Exercise goal: Using the data below, copy each line that includes the word "власти".

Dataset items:
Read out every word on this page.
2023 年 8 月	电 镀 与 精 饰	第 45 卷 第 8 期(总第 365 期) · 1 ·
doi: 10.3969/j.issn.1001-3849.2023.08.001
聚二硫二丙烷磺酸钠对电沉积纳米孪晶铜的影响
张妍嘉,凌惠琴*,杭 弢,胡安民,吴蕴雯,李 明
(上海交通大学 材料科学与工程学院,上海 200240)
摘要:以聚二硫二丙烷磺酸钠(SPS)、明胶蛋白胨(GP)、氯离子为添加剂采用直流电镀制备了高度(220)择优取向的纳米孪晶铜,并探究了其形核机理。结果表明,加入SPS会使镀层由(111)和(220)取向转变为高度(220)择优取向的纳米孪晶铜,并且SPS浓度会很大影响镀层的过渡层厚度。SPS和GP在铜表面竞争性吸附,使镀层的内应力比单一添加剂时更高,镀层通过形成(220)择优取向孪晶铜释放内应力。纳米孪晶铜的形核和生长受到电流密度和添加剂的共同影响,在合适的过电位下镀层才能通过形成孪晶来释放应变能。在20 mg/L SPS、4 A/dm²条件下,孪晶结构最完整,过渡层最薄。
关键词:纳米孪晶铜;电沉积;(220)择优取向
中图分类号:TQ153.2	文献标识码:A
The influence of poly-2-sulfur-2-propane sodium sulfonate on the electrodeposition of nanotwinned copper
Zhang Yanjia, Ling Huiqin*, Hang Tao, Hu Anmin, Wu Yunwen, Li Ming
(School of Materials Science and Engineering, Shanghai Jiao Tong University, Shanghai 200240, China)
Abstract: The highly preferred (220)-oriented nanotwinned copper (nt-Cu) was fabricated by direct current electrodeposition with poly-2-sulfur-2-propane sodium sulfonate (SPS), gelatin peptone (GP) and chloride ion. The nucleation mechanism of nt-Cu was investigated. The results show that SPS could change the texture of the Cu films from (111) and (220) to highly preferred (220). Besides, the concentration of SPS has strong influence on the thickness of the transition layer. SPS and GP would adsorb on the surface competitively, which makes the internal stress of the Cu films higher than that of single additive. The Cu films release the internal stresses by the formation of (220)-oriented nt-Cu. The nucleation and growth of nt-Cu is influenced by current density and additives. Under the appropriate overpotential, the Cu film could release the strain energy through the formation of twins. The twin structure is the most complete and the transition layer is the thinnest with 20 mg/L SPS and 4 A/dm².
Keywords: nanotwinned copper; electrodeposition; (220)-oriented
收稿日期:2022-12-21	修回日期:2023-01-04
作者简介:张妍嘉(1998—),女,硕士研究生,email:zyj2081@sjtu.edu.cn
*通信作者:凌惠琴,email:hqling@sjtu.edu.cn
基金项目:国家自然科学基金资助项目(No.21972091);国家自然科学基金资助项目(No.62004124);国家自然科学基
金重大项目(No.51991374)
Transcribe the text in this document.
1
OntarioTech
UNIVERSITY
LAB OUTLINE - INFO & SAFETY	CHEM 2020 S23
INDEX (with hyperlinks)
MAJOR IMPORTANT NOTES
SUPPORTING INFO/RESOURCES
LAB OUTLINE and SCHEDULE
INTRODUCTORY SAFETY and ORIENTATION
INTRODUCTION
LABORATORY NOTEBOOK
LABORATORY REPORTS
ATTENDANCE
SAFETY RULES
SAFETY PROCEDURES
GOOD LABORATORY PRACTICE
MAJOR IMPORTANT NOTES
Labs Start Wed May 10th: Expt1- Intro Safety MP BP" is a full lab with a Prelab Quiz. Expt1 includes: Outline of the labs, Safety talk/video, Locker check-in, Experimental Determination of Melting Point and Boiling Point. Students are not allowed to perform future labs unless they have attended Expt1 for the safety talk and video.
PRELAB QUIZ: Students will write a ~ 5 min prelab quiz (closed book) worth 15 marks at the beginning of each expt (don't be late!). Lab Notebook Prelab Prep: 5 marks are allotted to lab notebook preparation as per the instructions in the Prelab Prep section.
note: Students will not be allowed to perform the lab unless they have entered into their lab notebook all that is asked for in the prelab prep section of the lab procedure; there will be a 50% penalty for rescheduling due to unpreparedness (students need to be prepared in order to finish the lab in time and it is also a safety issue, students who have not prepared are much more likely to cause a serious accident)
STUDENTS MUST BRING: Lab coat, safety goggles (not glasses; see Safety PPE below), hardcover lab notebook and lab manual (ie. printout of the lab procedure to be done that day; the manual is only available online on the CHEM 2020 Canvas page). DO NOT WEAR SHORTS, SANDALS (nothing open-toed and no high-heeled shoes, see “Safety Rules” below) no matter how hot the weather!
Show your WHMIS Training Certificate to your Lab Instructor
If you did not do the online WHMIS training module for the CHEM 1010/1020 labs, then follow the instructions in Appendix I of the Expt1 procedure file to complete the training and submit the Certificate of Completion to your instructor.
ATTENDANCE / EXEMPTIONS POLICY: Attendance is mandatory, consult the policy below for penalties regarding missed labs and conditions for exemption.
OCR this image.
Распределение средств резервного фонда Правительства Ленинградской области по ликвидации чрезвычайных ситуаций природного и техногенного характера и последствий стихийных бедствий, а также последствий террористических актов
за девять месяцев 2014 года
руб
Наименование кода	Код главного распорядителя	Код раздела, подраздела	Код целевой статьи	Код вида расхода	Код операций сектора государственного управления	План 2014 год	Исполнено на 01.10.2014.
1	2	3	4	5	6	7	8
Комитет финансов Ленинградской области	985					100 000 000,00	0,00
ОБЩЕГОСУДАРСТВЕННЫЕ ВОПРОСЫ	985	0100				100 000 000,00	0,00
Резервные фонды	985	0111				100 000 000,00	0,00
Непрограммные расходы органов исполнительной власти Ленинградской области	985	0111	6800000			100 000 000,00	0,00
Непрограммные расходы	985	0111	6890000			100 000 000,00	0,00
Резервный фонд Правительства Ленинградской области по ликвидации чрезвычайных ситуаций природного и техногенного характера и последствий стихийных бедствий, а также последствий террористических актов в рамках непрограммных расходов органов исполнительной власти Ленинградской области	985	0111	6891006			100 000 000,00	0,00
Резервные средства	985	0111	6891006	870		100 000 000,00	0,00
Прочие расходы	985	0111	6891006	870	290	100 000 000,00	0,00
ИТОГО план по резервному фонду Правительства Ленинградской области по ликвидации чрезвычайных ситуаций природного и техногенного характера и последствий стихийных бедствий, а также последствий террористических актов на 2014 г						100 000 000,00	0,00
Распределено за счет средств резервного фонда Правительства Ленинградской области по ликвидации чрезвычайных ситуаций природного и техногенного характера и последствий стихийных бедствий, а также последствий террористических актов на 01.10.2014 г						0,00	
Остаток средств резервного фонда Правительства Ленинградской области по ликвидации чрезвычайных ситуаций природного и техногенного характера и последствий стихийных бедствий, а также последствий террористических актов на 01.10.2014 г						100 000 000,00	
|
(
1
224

Task response:
Непрограммные расходы органов исполнительной власти Ленинградской области	985	0111	6800000			100 000 000,00	0,00
Резервный фонд Правительства Ленинградской области по ликвидации чрезвычайных ситуаций природного и техногенного характера и последствий стихийных бедствий, а также последствий террористических актов в рамках непрограммных расходов органов исполнительной власти Ленинградской области	985	0111	6891006			100 000 000,00	0,00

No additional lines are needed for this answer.